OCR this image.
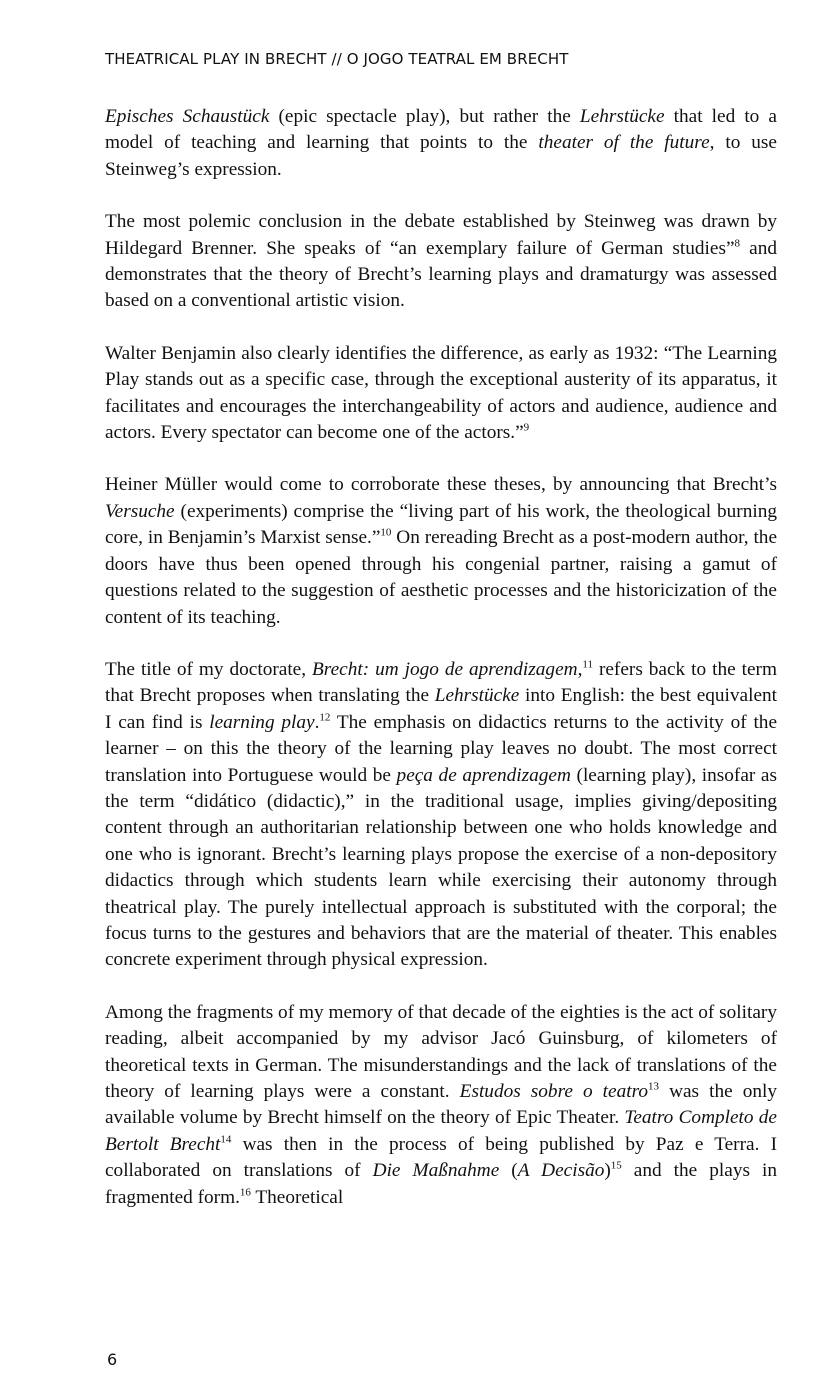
THEATRICAL PLAY IN BRECHT // O JOGO TEATRAL EM BRECHT

Episches Schaustück (epic spectacle play), but rather the Lehrstücke that led to a model of teaching and learning that points to the theater of the future, to use Steinweg’s expression.

The most polemic conclusion in the debate established by Steinweg was drawn by Hildegard Brenner. She speaks of “an exemplary failure of German studies”$^8$ and demonstrates that the theory of Brecht’s learning plays and dramaturgy was assessed based on a conventional artistic vision.

Walter Benjamin also clearly identifies the difference, as early as 1932: “The Learning Play stands out as a specific case, through the exceptional austerity of its apparatus, it facilitates and encourages the interchangeability of actors and audience, audience and actors. Every spectator can become one of the actors.”$^9$

Heiner Müller would come to corroborate these theses, by announcing that Brecht’s Versuche (experiments) comprise the “living part of his work, the theological burning core, in Benjamin’s Marxist sense.”$^{10}$ On rereading Brecht as a post-modern author, the doors have thus been opened through his congenial partner, raising a gamut of questions related to the suggestion of aesthetic processes and the historicization of the content of its teaching.

The title of my doctorate, Brecht: um jogo de aprendizagem,$^{11}$ refers back to the term that Brecht proposes when translating the Lehrstücke into English: the best equivalent I can find is learning play.$^{12}$ The emphasis on didactics returns to the activity of the learner – on this the theory of the learning play leaves no doubt. The most correct translation into Portuguese would be peça de aprendizagem (learning play), insofar as the term “didático (didactic),” in the traditional usage, implies giving/depositing content through an authoritarian relationship between one who holds knowledge and one who is ignorant. Brecht’s learning plays propose the exercise of a non-depository didactics through which students learn while exercising their autonomy through theatrical play. The purely intellectual approach is substituted with the corporal; the focus turns to the gestures and behaviors that are the material of theater. This enables concrete experiment through physical expression.

Among the fragments of my memory of that decade of the eighties is the act of solitary reading, albeit accompanied by my advisor Jacó Guinsburg, of kilometers of theoretical texts in German. The misunderstandings and the lack of translations of the theory of learning plays were a constant. Estudos sobre o teatro$^{13}$ was the only available volume by Brecht himself on the theory of Epic Theater. Teatro Completo de Bertolt Brecht$^{14}$ was then in the process of being published by Paz e Terra. I collaborated on translations of Die Maßnahme (A Decisão)$^{15}$ and the plays in fragmented form.$^{16}$ Theoretical

6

★ ★ ★ ★

=== GOAL ===
What comes back should match the records exactly, minus any pictures.

=== COMPLETE OUTPUT ===
OCR this image.
THEATRICAL PLAY IN BRECHT // O JOGO TEATRAL EM BRECHT

Episches Schaustück (epic spectacle play), but rather the Lehrstücke that led to a model of teaching and learning that points to the theater of the future, to use Steinweg’s expression.

The most polemic conclusion in the debate established by Steinweg was drawn by Hildegard Brenner. She speaks of “an exemplary failure of German studies”$^8$ and demonstrates that the theory of Brecht’s learning plays and dramaturgy was assessed based on a conventional artistic vision.

Walter Benjamin also clearly identifies the difference, as early as 1932: “The Learning Play stands out as a specific case, through the exceptional austerity of its apparatus, it facilitates and encourages the interchangeability of actors and audience, audience and actors. Every spectator can become one of the actors.”$^9$

Heiner Müller would come to corroborate these theses, by announcing that Brecht’s Versuche (experiments) comprise the “living part of his work, the theological burning core, in Benjamin’s Marxist sense.”$^{10}$ On rereading Brecht as a post-modern author, the doors have thus been opened through his congenial partner, raising a gamut of questions related to the suggestion of aesthetic processes and the historicization of the content of its teaching.

The title of my doctorate, Brecht: um jogo de aprendizagem,$^{11}$ refers back to the term that Brecht proposes when translating the Lehrstücke into English: the best equivalent I can find is learning play.$^{12}$ The emphasis on didactics returns to the activity of the learner – on this the theory of the learning play leaves no doubt. The most correct translation into Portuguese would be peça de aprendizagem (learning play), insofar as the term “didático (didactic),” in the traditional usage, implies giving/depositing content through an authoritarian relationship between one who holds knowledge and one who is ignorant. Brecht’s learning plays propose the exercise of a non-depository didactics through which students learn while exercising their autonomy through theatrical play. The purely intellectual approach is substituted with the corporal; the focus turns to the gestures and behaviors that are the material of theater. This enables concrete experiment through physical expression.

Among the fragments of my memory of that decade of the eighties is the act of solitary reading, albeit accompanied by my advisor Jacó Guinsburg, of kilometers of theoretical texts in German. The misunderstandings and the lack of translations of the theory of learning plays were a constant. Estudos sobre o teatro$^{13}$ was the only available volume by Brecht himself on the theory of Epic Theater. Teatro Completo de Bertolt Brecht$^{14}$ was then in the process of being published by Paz e Terra. I collaborated on translations of Die Maßnahme (A Decisão)$^{15}$ and the plays in fragmented form.$^{16}$ Theoretical

6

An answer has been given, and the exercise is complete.